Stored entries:
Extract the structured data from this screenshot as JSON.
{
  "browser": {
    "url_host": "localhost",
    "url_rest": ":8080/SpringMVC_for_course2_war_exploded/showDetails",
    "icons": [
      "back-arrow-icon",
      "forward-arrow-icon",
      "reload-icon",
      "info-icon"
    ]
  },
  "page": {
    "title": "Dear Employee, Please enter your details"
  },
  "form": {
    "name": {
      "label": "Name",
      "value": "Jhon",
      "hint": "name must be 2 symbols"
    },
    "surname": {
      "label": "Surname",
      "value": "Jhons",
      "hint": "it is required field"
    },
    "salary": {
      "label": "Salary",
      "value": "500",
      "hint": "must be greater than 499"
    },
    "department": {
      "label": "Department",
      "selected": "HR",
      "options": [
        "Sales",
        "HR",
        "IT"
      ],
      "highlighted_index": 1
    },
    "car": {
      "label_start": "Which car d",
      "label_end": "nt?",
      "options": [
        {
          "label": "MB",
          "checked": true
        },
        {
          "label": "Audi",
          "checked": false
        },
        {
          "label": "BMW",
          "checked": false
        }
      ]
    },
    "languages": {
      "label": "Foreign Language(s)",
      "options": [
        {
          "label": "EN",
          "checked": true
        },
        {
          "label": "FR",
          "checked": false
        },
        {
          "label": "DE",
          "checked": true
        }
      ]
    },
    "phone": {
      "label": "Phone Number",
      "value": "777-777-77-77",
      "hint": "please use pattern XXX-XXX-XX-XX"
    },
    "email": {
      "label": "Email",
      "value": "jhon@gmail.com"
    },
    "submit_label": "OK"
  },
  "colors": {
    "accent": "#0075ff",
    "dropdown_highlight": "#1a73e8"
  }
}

### Direction
Show every line in the entries where the string "hint" occurs.

### Response
      "hint": "name must be 2 symbols"
      "hint": "it is required field"
      "hint": "must be greater than 499"
      "hint": "please use pattern XXX-XXX-XX-XX"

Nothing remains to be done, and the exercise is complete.